GOAL: Search the data below for the word "number" and copy each line that holds it.

[Data records]
-- Begin --

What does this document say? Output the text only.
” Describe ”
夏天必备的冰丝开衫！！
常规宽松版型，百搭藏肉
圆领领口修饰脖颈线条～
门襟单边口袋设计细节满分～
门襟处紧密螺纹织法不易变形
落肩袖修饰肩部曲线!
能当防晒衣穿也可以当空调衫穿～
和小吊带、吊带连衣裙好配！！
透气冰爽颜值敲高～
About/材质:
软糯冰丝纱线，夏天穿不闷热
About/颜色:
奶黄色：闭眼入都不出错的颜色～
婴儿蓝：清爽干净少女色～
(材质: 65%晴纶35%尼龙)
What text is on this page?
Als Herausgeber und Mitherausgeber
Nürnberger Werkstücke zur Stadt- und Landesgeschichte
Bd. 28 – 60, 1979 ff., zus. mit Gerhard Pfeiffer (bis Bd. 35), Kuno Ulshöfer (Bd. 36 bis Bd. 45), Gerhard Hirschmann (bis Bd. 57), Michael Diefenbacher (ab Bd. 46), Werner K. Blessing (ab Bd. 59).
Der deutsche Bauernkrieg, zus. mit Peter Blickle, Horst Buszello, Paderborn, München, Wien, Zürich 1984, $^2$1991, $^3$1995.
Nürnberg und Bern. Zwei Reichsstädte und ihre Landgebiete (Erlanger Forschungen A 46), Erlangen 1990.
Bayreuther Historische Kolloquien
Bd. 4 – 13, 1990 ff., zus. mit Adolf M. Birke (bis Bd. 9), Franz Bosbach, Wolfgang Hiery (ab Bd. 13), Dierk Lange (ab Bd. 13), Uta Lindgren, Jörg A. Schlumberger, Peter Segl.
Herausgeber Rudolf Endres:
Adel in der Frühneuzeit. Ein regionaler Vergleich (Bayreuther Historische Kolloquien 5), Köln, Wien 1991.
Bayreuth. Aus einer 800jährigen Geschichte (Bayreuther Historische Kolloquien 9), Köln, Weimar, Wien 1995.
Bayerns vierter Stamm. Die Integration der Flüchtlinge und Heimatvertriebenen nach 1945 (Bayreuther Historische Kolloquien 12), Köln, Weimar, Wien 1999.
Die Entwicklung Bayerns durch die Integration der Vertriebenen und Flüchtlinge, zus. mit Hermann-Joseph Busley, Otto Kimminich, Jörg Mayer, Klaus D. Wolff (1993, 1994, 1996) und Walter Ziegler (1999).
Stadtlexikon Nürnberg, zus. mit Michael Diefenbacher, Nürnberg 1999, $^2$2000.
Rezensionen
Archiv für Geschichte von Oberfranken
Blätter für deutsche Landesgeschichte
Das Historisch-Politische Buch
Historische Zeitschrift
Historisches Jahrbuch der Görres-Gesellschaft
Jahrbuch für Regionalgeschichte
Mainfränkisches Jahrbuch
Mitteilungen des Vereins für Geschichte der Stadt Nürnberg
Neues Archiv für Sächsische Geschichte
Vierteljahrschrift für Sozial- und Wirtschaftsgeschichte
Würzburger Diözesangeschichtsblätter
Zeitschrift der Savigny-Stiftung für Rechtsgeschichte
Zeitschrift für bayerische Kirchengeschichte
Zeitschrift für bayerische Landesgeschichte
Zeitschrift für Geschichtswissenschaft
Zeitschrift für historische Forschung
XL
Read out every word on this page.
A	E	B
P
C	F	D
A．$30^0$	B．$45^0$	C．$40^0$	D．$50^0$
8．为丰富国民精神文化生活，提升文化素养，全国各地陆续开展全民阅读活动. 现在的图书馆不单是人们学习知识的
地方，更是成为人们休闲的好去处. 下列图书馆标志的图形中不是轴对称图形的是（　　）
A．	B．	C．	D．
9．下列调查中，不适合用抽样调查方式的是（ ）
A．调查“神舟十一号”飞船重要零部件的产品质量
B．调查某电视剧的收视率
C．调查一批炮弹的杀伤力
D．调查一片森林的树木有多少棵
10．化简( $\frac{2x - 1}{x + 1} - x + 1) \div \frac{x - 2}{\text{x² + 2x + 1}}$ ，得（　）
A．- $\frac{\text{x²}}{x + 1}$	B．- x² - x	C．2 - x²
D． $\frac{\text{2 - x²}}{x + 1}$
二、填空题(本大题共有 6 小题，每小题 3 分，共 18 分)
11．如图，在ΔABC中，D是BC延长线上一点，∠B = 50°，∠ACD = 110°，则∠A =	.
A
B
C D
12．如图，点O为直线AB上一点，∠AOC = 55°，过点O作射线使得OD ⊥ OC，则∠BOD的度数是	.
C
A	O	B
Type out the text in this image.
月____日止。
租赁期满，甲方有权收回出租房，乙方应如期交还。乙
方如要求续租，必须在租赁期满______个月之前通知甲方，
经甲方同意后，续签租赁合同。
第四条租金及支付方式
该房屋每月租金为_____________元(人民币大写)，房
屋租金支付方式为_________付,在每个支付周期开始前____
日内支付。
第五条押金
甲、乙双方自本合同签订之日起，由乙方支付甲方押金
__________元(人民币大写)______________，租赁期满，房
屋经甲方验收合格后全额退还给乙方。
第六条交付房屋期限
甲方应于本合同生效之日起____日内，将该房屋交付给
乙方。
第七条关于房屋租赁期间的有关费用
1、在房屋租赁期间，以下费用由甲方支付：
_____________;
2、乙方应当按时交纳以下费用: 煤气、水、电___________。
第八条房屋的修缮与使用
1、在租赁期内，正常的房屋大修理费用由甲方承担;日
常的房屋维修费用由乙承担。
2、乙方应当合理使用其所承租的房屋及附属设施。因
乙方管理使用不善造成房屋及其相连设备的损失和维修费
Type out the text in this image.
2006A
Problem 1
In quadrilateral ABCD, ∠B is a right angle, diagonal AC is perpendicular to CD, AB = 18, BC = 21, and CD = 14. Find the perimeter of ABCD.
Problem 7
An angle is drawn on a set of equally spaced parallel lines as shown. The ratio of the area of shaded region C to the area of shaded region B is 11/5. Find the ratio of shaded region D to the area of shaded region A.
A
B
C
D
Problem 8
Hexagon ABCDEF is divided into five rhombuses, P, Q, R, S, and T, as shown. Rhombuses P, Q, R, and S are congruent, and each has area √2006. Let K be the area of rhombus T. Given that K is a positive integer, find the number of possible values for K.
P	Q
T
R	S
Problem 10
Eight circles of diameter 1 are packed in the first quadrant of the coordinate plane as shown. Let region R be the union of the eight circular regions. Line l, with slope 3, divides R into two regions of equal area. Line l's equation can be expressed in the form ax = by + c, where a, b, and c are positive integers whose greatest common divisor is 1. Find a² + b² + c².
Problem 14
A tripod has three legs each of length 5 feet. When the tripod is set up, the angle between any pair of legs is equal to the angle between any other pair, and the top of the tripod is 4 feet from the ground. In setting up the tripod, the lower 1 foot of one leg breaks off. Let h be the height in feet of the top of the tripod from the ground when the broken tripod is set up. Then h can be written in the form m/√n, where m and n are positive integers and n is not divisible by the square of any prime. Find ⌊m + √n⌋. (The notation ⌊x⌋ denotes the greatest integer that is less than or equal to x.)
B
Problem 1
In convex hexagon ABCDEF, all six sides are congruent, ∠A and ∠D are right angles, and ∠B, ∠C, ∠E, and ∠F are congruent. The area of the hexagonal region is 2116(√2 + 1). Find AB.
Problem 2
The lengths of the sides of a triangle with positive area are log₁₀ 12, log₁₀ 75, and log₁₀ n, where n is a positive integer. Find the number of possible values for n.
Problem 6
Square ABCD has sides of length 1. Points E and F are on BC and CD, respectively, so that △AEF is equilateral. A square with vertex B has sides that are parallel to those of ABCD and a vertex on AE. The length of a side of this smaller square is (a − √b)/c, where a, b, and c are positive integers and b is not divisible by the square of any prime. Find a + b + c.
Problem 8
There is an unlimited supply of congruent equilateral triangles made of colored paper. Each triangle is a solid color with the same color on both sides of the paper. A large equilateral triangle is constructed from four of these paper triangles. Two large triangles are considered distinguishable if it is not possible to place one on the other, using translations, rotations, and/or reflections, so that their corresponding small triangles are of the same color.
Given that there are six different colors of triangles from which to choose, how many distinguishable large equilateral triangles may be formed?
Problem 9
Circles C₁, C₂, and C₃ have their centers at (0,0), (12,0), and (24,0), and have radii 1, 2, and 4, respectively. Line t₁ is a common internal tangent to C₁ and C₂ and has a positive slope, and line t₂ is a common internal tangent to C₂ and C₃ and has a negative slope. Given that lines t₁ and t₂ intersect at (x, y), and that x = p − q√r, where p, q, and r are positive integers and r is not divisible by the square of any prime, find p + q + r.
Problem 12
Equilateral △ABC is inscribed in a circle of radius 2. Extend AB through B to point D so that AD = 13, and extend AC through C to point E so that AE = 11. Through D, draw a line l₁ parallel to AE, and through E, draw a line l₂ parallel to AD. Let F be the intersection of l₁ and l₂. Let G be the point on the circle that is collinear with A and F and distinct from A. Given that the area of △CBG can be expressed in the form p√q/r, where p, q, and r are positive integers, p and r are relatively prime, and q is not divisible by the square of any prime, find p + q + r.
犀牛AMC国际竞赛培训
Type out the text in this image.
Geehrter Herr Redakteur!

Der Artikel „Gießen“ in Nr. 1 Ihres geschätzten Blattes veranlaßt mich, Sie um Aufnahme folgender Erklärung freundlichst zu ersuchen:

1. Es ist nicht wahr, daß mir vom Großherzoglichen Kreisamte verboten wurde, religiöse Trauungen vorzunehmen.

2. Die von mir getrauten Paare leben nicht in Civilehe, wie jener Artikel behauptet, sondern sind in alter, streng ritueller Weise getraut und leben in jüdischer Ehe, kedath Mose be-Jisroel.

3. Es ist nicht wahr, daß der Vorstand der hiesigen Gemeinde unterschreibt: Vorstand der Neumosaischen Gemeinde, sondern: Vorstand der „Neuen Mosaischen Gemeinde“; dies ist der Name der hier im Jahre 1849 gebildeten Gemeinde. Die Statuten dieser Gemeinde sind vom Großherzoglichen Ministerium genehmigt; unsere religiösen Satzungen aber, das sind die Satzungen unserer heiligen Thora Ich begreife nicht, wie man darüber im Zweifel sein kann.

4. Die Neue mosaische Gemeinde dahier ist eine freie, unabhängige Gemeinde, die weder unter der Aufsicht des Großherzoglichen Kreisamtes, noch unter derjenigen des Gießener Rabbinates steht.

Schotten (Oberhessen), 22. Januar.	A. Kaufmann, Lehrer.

-- End --

TASK RESULT:
Hexagon ABCDEF is divided into five rhombuses, P, Q, R, S, and T, as shown. Rhombuses P, Q, R, and S are congruent, and each has area √2006. Let K be the area of rhombus T. Given that K is a positive integer, find the number of possible values for K.
The lengths of the sides of a triangle with positive area are log₁₀ 12, log₁₀ 75, and log₁₀ n, where n is a positive integer. Find the number of possible values for n.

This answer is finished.